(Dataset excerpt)
>>>
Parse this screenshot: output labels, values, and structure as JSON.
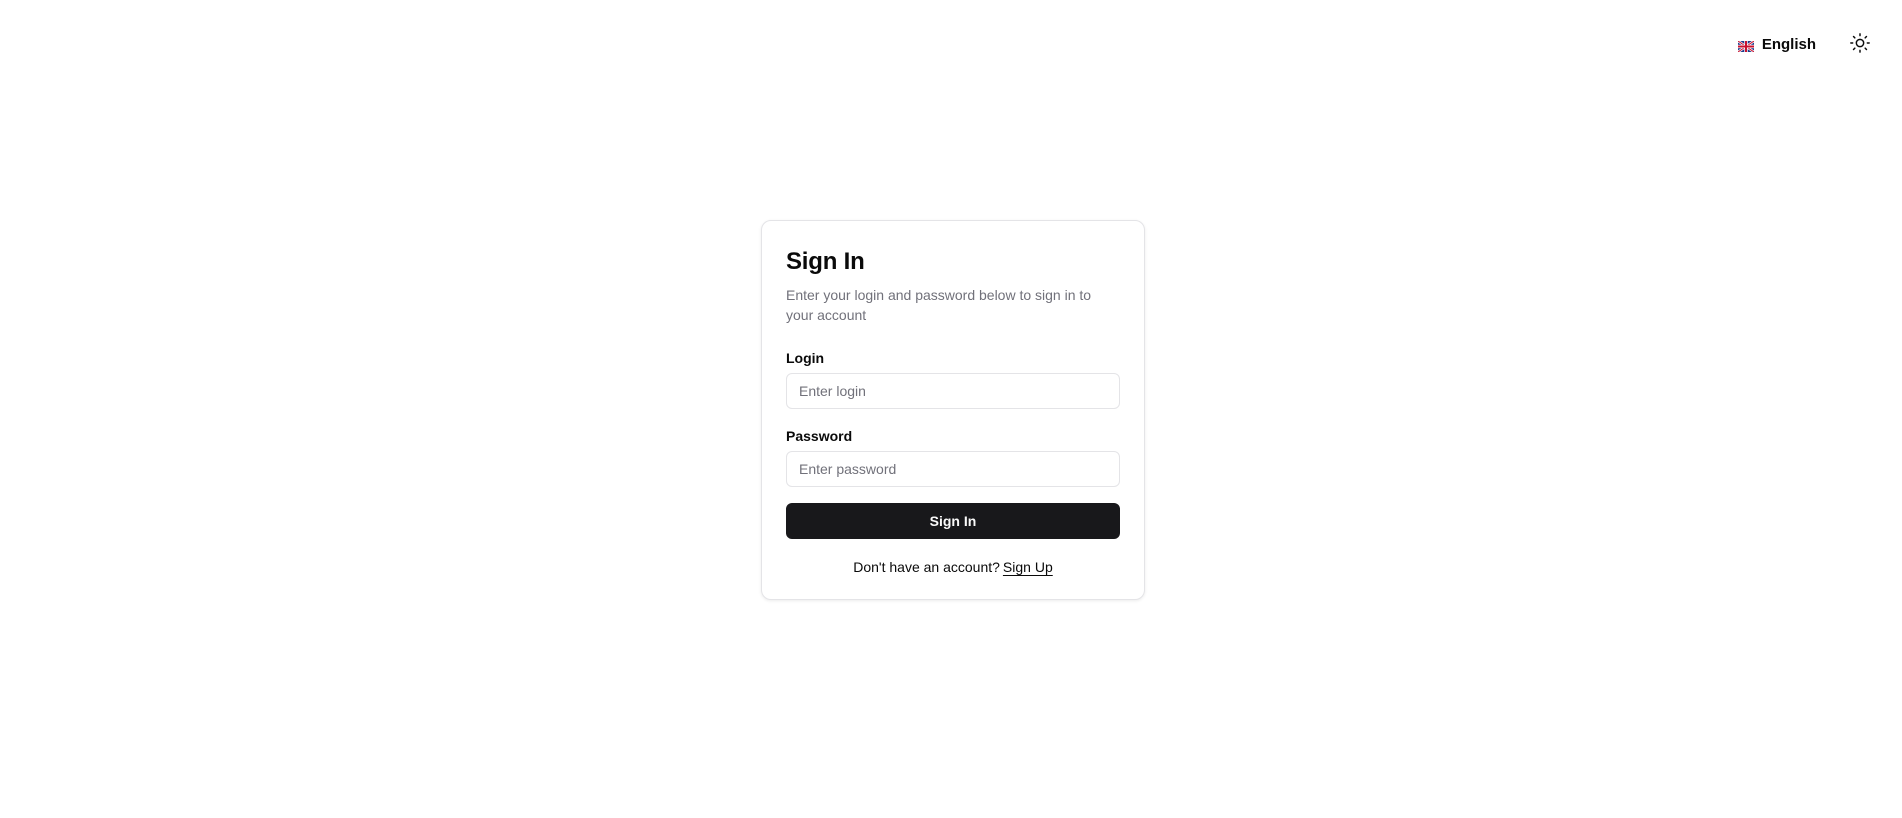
{
  "header": {
    "language": {
      "label": "English",
      "flag_icon": "uk-flag-icon"
    },
    "theme_toggle": {
      "icon": "sun-icon"
    }
  },
  "signin": {
    "title": "Sign In",
    "subtitle": "Enter your login and password below to sign in to your account",
    "login": {
      "label": "Login",
      "placeholder": "Enter login",
      "value": ""
    },
    "password": {
      "label": "Password",
      "placeholder": "Enter password",
      "value": ""
    },
    "submit_label": "Sign In",
    "footer": {
      "prompt": "Don't have an account?",
      "link_label": "Sign Up"
    }
  },
  "colors": {
    "primary_button": "#18181b",
    "muted_text": "#71717a",
    "border": "#e4e4e7"
  }
}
<<<
▶ **WHAT YOU ARE ASKED TO DO**
Repeat each entry exactly. Pictures do not belong in the copy.

▶ **SOLVED EXERCISE**
Parse this screenshot: output labels, values, and structure as JSON.
{
  "header": {
    "language": {
      "label": "English",
      "flag_icon": "uk-flag-icon"
    },
    "theme_toggle": {
      "icon": "sun-icon"
    }
  },
  "signin": {
    "title": "Sign In",
    "subtitle": "Enter your login and password below to sign in to your account",
    "login": {
      "label": "Login",
      "placeholder": "Enter login",
      "value": ""
    },
    "password": {
      "label": "Password",
      "placeholder": "Enter password",
      "value": ""
    },
    "submit_label": "Sign In",
    "footer": {
      "prompt": "Don't have an account?",
      "link_label": "Sign Up"
    }
  },
  "colors": {
    "primary_button": "#18181b",
    "muted_text": "#71717a",
    "border": "#e4e4e7"
  }
}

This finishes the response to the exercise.